**TO DO**
Set each line of the records down again exactly, please.

[Records drawn from a dataset]
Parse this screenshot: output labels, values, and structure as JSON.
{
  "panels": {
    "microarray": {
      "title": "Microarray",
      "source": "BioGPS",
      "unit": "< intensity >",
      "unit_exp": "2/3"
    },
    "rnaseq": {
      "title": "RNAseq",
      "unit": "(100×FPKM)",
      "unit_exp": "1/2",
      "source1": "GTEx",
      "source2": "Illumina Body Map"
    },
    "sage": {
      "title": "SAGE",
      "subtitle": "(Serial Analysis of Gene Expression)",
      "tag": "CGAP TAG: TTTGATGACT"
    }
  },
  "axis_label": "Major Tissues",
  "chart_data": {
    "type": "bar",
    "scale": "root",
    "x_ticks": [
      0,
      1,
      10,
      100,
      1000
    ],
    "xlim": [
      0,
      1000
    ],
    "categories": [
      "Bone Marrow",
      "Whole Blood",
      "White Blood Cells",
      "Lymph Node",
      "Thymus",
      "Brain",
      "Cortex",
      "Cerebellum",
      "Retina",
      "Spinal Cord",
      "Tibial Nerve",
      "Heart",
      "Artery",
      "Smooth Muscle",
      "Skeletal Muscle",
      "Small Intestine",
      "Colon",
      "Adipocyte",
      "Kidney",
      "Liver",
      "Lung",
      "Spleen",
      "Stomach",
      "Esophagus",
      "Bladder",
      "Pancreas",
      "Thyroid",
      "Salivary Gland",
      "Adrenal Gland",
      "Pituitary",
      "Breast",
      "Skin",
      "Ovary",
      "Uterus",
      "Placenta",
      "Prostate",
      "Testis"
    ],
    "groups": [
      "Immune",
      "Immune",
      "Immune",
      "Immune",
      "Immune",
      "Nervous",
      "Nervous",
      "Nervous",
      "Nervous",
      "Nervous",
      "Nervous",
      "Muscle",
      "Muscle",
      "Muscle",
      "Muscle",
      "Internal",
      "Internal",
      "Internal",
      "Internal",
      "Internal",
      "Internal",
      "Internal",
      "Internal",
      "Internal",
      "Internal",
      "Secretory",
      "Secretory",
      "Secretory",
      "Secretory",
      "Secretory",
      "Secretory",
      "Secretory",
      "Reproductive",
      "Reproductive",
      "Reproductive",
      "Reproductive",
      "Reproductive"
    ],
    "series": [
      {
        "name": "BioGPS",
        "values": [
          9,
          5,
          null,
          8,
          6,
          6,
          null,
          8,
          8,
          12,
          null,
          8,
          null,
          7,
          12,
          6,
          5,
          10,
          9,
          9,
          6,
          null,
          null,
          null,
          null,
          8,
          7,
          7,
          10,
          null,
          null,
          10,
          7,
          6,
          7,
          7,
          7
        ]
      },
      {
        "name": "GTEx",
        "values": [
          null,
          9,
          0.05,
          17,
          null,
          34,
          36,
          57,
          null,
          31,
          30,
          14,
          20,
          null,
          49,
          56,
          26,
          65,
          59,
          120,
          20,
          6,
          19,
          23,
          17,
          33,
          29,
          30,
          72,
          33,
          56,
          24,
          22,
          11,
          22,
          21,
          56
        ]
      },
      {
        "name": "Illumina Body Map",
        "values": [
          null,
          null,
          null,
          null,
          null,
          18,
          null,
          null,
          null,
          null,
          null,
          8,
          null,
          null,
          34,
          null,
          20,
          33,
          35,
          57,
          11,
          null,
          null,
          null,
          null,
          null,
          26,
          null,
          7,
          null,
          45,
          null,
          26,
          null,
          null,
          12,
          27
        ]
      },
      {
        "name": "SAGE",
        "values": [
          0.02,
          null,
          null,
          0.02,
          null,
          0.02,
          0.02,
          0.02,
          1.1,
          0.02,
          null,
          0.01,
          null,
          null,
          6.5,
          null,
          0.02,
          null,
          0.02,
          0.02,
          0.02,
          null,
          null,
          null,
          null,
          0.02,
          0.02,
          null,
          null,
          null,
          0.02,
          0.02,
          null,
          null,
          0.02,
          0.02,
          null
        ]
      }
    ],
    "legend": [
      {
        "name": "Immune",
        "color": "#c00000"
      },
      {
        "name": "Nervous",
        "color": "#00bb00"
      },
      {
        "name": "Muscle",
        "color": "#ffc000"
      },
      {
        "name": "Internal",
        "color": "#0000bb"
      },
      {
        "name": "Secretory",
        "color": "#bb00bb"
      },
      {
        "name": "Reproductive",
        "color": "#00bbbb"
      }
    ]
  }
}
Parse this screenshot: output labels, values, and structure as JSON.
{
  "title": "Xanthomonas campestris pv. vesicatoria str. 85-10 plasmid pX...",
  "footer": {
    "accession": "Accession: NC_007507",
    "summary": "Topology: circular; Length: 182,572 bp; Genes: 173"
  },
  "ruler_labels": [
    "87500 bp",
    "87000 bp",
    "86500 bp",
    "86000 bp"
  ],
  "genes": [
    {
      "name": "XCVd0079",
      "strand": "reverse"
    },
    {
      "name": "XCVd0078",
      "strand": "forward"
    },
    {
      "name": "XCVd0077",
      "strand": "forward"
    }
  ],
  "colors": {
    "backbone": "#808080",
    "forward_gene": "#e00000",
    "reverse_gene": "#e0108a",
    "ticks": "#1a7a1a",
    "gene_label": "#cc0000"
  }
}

**RESPONSE AREA**
Parse this screenshot: output labels, values, and structure as JSON.
{
  "panels": {
    "microarray": {
      "title": "Microarray",
      "source": "BioGPS",
      "unit": "< intensity >",
      "unit_exp": "2/3"
    },
    "rnaseq": {
      "title": "RNAseq",
      "unit": "(100×FPKM)",
      "unit_exp": "1/2",
      "source1": "GTEx",
      "source2": "Illumina Body Map"
    },
    "sage": {
      "title": "SAGE",
      "subtitle": "(Serial Analysis of Gene Expression)",
      "tag": "CGAP TAG: TTTGATGACT"
    }
  },
  "axis_label": "Major Tissues",
  "chart_data": {
    "type": "bar",
    "scale": "root",
    "x_ticks": [
      0,
      1,
      10,
      100,
      1000
    ],
    "xlim": [
      0,
      1000
    ],
    "categories": [
      "Bone Marrow",
      "Whole Blood",
      "White Blood Cells",
      "Lymph Node",
      "Thymus",
      "Brain",
      "Cortex",
      "Cerebellum",
      "Retina",
      "Spinal Cord",
      "Tibial Nerve",
      "Heart",
      "Artery",
      "Smooth Muscle",
      "Skeletal Muscle",
      "Small Intestine",
      "Colon",
      "Adipocyte",
      "Kidney",
      "Liver",
      "Lung",
      "Spleen",
      "Stomach",
      "Esophagus",
      "Bladder",
      "Pancreas",
      "Thyroid",
      "Salivary Gland",
      "Adrenal Gland",
      "Pituitary",
      "Breast",
      "Skin",
      "Ovary",
      "Uterus",
      "Placenta",
      "Prostate",
      "Testis"
    ],
    "groups": [
      "Immune",
      "Immune",
      "Immune",
      "Immune",
      "Immune",
      "Nervous",
      "Nervous",
      "Nervous",
      "Nervous",
      "Nervous",
      "Nervous",
      "Muscle",
      "Muscle",
      "Muscle",
      "Muscle",
      "Internal",
      "Internal",
      "Internal",
      "Internal",
      "Internal",
      "Internal",
      "Internal",
      "Internal",
      "Internal",
      "Internal",
      "Secretory",
      "Secretory",
      "Secretory",
      "Secretory",
      "Secretory",
      "Secretory",
      "Secretory",
      "Reproductive",
      "Reproductive",
      "Reproductive",
      "Reproductive",
      "Reproductive"
    ],
    "series": [
      {
        "name": "BioGPS",
        "values": [
          9,
          5,
          null,
          8,
          6,
          6,
          null,
          8,
          8,
          12,
          null,
          8,
          null,
          7,
          12,
          6,
          5,
          10,
          9,
          9,
          6,
          null,
          null,
          null,
          null,
          8,
          7,
          7,
          10,
          null,
          null,
          10,
          7,
          6,
          7,
          7,
          7
        ]
      },
      {
        "name": "GTEx",
        "values": [
          null,
          9,
          0.05,
          17,
          null,
          34,
          36,
          57,
          null,
          31,
          30,
          14,
          20,
          null,
          49,
          56,
          26,
          65,
          59,
          120,
          20,
          6,
          19,
          23,
          17,
          33,
          29,
          30,
          72,
          33,
          56,
          24,
          22,
          11,
          22,
          21,
          56
        ]
      },
      {
        "name": "Illumina Body Map",
        "values": [
          null,
          null,
          null,
          null,
          null,
          18,
          null,
          null,
          null,
          null,
          null,
          8,
          null,
          null,
          34,
          null,
          20,
          33,
          35,
          57,
          11,
          null,
          null,
          null,
          null,
          null,
          26,
          null,
          7,
          null,
          45,
          null,
          26,
          null,
          null,
          12,
          27
        ]
      },
      {
        "name": "SAGE",
        "values": [
          0.02,
          null,
          null,
          0.02,
          null,
          0.02,
          0.02,
          0.02,
          1.1,
          0.02,
          null,
          0.01,
          null,
          null,
          6.5,
          null,
          0.02,
          null,
          0.02,
          0.02,
          0.02,
          null,
          null,
          null,
          null,
          0.02,
          0.02,
          null,
          null,
          null,
          0.02,
          0.02,
          null,
          null,
          0.02,
          0.02,
          null
        ]
      }
    ],
    "legend": [
      {
        "name": "Immune",
        "color": "#c00000"
      },
      {
        "name": "Nervous",
        "color": "#00bb00"
      },
      {
        "name": "Muscle",
        "color": "#ffc000"
      },
      {
        "name": "Internal",
        "color": "#0000bb"
      },
      {
        "name": "Secretory",
        "color": "#bb00bb"
      },
      {
        "name": "Reproductive",
        "color": "#00bbbb"
      }
    ]
  }
}
Parse this screenshot: output labels, values, and structure as JSON.
{
  "title": "Xanthomonas campestris pv. vesicatoria str. 85-10 plasmid pX...",
  "footer": {
    "accession": "Accession: NC_007507",
    "summary": "Topology: circular; Length: 182,572 bp; Genes: 173"
  },
  "ruler_labels": [
    "87500 bp",
    "87000 bp",
    "86500 bp",
    "86000 bp"
  ],
  "genes": [
    {
      "name": "XCVd0079",
      "strand": "reverse"
    },
    {
      "name": "XCVd0078",
      "strand": "forward"
    },
    {
      "name": "XCVd0077",
      "strand": "forward"
    }
  ],
  "colors": {
    "backbone": "#808080",
    "forward_gene": "#e00000",
    "reverse_gene": "#e0108a",
    "ticks": "#1a7a1a",
    "gene_label": "#cc0000"
  }
}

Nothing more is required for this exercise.